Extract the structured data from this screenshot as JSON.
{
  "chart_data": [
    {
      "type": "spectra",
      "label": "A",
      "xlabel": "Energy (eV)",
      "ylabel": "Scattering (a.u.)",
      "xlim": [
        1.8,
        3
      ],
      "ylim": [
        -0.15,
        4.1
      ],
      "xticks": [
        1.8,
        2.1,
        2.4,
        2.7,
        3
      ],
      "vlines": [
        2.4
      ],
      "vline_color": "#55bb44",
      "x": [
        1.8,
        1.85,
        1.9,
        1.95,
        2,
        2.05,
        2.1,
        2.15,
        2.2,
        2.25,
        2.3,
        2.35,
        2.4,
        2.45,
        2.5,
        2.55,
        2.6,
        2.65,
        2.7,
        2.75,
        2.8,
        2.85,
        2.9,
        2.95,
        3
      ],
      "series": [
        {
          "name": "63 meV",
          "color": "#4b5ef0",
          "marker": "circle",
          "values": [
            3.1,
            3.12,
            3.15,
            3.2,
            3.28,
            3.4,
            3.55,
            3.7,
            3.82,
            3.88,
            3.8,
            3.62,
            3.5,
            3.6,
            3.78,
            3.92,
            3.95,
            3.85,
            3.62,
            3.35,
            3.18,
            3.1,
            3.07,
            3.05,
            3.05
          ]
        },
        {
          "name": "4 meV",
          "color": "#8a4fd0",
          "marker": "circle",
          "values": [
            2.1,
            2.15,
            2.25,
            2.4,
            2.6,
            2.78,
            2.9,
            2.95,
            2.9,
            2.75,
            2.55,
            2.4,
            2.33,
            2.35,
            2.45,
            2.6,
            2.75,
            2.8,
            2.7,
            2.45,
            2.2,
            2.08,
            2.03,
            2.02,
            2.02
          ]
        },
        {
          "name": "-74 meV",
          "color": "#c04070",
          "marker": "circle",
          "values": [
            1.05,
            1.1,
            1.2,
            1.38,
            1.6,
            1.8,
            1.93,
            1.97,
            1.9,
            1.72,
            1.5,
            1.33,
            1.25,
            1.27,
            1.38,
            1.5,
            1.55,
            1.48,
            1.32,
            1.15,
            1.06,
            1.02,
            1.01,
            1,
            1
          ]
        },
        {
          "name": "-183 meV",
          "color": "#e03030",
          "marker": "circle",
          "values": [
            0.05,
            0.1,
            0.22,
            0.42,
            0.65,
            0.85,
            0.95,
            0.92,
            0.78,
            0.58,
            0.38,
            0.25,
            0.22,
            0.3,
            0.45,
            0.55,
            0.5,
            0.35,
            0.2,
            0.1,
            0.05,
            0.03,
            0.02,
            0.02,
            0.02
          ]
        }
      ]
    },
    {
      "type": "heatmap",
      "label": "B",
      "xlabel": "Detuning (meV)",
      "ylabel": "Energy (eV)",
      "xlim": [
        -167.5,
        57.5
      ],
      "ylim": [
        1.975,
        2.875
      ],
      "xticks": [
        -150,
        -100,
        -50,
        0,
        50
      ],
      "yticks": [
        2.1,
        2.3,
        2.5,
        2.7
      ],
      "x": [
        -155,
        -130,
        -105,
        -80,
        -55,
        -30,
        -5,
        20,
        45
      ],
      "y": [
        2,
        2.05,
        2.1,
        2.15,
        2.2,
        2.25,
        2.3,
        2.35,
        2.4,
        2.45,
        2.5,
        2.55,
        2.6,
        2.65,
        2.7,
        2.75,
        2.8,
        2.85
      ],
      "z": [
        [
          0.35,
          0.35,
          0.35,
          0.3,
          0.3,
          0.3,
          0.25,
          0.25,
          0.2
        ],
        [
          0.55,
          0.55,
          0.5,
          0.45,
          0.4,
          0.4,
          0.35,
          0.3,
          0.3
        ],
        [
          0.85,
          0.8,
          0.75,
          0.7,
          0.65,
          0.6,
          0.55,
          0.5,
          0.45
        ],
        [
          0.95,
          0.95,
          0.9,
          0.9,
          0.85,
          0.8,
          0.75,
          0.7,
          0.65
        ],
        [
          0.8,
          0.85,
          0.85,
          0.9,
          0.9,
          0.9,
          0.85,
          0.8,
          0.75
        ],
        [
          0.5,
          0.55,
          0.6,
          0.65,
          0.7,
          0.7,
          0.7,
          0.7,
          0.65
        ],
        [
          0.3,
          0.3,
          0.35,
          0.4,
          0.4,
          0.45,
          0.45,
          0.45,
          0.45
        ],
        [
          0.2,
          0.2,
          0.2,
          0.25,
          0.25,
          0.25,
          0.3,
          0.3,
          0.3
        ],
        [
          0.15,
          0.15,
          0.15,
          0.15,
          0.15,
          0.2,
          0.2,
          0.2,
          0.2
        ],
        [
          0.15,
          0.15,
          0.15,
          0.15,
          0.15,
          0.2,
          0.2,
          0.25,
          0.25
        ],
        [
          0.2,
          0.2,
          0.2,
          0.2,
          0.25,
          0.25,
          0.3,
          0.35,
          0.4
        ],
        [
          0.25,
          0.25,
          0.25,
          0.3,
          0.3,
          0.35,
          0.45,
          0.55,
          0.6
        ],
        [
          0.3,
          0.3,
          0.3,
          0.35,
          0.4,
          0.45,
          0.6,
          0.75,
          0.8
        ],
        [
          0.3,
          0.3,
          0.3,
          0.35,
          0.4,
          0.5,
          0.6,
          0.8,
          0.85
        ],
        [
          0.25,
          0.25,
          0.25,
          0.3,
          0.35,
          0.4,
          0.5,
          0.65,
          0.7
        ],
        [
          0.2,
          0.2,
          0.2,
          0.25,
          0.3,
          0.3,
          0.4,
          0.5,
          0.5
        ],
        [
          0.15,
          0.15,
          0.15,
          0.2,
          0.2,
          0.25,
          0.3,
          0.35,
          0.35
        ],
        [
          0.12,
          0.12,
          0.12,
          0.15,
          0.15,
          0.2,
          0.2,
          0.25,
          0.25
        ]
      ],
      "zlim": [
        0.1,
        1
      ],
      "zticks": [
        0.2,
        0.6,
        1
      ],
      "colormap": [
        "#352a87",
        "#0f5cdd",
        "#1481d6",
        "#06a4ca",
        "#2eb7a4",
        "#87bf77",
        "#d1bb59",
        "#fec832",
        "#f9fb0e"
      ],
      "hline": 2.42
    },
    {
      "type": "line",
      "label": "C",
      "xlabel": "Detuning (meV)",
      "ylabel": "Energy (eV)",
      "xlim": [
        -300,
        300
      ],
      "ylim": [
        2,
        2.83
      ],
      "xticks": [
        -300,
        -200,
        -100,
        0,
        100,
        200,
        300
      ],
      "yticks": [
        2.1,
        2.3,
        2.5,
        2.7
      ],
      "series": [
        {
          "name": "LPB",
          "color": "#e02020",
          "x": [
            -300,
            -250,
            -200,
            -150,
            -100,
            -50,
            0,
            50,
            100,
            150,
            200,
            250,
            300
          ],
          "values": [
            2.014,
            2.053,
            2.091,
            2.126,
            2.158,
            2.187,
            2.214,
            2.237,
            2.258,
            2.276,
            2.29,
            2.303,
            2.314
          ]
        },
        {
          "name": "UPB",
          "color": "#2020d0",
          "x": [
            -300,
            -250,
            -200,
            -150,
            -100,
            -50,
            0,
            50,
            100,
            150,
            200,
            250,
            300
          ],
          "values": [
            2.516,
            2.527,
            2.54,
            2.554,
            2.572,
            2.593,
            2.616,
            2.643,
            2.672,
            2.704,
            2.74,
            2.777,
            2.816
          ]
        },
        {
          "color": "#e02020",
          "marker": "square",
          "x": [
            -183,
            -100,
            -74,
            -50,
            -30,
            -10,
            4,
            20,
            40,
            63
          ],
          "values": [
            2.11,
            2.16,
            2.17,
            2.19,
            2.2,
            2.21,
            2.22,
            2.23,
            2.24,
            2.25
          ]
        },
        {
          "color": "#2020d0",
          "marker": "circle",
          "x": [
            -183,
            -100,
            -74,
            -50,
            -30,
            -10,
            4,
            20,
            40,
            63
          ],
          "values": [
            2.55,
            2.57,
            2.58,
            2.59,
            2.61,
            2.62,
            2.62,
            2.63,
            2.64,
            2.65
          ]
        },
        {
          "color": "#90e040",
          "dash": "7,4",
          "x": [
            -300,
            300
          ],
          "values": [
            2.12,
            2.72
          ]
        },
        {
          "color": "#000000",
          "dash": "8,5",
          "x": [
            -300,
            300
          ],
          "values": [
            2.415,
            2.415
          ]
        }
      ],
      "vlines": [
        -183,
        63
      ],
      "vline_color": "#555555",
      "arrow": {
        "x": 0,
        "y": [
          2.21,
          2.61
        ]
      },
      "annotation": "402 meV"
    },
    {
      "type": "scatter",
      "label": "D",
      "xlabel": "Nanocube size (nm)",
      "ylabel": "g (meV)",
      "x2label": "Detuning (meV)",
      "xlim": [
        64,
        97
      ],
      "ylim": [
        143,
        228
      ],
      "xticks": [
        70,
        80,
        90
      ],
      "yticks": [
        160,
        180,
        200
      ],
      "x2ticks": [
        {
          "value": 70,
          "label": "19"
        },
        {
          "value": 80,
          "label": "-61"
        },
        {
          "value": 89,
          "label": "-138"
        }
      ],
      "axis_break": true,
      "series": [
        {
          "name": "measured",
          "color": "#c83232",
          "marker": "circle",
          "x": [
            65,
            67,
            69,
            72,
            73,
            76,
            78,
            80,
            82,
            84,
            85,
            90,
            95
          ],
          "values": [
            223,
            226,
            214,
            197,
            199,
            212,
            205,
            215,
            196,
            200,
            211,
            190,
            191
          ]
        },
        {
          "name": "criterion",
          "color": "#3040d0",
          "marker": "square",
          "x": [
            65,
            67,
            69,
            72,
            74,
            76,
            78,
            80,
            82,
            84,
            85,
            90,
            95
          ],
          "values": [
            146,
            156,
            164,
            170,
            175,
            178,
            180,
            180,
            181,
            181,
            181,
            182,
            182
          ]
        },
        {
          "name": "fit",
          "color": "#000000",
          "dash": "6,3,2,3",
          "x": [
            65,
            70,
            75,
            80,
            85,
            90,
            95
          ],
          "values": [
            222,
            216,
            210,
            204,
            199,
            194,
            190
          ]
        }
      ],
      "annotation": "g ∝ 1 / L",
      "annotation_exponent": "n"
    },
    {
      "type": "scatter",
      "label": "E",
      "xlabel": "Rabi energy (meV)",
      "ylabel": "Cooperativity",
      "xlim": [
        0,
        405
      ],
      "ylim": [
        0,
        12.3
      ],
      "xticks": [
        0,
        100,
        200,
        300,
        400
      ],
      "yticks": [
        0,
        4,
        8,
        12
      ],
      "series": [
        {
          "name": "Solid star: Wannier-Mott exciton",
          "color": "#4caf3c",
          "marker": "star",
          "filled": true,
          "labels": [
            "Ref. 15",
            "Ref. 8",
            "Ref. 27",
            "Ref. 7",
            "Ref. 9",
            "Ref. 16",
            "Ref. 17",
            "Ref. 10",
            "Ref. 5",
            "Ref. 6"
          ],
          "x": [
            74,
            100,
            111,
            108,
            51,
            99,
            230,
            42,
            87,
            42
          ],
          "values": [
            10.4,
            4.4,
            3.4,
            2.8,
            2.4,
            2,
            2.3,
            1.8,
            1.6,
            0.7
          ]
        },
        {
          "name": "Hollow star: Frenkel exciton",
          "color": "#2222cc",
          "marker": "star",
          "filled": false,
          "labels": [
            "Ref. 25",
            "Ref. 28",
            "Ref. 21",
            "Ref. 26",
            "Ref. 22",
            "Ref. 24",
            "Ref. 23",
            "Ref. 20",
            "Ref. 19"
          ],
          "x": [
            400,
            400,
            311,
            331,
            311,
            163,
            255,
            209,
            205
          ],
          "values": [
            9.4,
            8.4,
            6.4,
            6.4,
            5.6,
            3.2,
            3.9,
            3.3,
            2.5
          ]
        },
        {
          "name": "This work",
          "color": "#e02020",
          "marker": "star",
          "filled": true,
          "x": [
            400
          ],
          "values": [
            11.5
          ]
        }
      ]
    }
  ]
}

• Goal:
Find every line in the listing that holds the string "exciton", then say how many there are as a bare number.

• Exercise response:
2